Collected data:
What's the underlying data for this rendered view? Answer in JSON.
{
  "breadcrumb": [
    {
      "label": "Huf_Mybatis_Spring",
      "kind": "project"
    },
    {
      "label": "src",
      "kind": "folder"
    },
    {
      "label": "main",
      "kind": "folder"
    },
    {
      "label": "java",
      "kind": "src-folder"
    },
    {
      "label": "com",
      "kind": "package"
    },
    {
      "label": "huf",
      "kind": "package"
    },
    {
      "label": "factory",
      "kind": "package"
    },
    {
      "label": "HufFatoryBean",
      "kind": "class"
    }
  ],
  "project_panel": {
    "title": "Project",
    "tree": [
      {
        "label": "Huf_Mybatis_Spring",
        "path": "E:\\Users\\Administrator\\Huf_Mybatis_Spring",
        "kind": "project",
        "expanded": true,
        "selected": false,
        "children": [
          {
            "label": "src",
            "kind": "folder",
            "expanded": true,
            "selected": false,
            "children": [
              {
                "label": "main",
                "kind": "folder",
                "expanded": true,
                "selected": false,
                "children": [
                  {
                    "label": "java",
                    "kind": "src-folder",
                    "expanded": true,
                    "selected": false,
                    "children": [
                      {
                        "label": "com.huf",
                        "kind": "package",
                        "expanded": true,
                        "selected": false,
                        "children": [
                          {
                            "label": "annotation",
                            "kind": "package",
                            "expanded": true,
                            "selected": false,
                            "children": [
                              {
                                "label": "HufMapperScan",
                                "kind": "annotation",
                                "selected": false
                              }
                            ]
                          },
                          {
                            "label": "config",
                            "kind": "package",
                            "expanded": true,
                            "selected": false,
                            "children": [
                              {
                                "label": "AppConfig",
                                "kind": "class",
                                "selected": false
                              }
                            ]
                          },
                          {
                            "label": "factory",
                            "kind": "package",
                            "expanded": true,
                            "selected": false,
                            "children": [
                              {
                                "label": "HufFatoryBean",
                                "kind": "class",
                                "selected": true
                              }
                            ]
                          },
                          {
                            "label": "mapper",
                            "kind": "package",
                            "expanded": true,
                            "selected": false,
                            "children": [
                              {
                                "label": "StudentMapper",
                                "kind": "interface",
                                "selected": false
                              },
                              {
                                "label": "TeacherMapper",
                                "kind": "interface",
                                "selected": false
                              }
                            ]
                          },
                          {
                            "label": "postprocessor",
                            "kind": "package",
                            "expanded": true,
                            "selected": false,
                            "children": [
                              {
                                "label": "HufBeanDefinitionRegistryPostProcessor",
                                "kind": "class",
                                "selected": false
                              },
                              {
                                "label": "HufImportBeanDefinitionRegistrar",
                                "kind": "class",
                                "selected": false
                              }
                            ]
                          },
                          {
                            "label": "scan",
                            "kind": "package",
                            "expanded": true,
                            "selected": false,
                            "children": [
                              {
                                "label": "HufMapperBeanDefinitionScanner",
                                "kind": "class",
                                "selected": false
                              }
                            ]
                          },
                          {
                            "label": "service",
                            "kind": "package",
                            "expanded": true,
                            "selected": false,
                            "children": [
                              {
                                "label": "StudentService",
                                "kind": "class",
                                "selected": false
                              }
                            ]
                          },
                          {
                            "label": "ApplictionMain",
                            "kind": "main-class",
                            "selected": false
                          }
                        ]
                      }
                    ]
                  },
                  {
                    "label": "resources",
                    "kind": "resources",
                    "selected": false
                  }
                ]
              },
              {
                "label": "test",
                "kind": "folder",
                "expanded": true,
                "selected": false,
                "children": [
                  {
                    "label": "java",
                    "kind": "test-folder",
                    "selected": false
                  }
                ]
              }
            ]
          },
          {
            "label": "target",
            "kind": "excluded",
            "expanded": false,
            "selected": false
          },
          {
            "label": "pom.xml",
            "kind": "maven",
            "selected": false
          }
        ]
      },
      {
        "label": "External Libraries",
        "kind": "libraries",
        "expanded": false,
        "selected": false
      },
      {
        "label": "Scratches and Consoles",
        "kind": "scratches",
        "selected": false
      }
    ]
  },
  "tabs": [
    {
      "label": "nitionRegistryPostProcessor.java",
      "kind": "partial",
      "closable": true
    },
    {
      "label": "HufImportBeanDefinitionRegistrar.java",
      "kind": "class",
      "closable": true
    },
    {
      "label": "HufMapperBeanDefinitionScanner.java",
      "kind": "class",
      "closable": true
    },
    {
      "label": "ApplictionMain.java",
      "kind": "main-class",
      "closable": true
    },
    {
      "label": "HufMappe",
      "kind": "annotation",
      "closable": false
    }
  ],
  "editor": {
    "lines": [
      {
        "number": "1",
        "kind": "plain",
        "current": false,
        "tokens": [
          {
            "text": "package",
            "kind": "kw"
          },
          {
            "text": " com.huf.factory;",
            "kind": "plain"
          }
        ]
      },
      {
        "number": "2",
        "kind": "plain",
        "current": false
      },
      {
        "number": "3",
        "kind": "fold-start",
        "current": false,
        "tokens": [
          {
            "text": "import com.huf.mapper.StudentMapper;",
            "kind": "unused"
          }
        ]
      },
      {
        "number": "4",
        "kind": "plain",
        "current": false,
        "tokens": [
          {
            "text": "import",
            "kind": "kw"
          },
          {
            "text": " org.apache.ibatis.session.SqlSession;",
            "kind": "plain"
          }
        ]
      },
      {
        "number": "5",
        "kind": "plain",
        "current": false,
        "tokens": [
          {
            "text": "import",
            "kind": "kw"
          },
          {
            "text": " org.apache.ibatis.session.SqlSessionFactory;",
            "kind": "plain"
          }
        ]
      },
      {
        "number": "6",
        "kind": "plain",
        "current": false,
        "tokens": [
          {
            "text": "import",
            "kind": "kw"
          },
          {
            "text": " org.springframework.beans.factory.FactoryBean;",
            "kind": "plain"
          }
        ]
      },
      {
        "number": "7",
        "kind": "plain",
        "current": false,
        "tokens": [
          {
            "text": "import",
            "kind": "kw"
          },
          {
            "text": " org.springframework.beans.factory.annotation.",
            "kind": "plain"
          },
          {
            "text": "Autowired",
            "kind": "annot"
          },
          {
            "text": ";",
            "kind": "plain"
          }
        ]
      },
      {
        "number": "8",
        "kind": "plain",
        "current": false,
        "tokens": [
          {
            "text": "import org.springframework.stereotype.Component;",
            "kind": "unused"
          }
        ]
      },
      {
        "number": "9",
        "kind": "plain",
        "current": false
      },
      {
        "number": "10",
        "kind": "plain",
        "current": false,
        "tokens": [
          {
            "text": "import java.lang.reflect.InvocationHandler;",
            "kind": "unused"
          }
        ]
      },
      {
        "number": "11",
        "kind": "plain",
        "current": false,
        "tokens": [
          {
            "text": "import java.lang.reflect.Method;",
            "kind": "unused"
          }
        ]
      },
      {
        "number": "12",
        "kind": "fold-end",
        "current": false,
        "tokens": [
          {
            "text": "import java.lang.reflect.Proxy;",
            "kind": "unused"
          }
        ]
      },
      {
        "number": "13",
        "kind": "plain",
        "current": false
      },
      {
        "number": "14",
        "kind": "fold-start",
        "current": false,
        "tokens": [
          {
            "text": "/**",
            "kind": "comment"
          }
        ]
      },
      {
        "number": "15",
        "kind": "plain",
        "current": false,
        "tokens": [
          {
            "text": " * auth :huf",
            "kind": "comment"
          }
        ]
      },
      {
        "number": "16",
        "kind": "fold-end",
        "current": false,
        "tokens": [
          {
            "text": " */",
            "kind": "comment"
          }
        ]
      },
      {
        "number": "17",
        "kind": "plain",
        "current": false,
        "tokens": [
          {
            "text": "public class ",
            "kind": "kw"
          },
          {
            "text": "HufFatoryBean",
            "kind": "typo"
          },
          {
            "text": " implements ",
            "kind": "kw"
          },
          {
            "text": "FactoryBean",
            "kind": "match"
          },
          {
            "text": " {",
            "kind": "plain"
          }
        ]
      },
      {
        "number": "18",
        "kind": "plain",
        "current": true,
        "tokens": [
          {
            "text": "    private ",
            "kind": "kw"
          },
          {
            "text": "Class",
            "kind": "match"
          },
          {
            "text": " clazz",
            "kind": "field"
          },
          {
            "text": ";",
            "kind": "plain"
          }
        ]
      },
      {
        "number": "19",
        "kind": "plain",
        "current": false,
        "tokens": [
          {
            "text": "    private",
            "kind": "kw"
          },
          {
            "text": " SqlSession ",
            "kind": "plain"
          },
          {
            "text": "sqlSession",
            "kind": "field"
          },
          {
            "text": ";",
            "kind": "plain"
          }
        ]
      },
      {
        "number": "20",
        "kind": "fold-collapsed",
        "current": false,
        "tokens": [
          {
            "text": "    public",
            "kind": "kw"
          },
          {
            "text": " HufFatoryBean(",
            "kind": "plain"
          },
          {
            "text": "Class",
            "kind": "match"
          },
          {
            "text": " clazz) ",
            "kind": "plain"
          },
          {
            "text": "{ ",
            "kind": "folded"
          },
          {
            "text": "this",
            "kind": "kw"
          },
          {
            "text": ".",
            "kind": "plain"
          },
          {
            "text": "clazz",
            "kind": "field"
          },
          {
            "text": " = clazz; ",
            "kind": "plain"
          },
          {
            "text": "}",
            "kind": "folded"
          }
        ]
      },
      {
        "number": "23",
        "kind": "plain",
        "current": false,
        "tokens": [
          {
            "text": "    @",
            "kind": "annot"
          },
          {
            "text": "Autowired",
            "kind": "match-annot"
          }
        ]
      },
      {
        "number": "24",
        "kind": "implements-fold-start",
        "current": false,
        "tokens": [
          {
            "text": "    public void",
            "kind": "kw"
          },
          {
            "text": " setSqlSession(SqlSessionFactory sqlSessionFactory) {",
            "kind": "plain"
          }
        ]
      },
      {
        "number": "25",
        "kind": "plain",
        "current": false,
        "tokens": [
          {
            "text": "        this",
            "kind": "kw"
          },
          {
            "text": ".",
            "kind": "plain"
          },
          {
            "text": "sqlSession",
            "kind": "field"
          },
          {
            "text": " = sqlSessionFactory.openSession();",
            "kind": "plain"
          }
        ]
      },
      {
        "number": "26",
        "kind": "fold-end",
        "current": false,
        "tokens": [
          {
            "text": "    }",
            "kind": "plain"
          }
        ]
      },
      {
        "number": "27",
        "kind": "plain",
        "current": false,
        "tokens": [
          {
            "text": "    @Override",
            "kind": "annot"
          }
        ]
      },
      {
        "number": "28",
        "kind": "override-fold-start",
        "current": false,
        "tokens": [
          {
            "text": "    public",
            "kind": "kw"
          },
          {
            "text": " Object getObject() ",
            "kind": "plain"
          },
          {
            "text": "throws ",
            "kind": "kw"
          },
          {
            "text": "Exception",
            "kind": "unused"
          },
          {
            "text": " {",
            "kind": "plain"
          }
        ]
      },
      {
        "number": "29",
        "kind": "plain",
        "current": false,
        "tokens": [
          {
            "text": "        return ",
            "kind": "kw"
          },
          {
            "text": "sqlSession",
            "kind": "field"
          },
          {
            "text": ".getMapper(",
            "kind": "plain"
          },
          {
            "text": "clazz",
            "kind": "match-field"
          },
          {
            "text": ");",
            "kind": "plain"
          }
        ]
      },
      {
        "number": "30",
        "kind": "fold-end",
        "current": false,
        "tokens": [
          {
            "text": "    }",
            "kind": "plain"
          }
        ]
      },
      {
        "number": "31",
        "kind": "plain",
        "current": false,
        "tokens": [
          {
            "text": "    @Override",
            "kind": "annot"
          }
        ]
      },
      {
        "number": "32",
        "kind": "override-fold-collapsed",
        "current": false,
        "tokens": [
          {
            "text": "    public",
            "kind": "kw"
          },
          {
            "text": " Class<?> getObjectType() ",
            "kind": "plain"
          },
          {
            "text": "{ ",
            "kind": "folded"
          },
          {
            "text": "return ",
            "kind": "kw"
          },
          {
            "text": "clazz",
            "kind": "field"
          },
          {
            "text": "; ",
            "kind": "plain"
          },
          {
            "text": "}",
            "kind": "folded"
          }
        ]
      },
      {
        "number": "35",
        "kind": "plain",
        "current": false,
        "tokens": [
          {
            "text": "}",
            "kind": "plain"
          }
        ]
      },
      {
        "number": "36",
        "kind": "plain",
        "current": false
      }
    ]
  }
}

### AIM:
Within the material above, find the lines that contain the word "springframework"; copy them.

### RESPONSE TO THIS TASK:
            "text": " org.springframework.beans.factory.FactoryBean;",
            "text": " org.springframework.beans.factory.annotation.",
            "text": "import org.springframework.stereotype.Component;",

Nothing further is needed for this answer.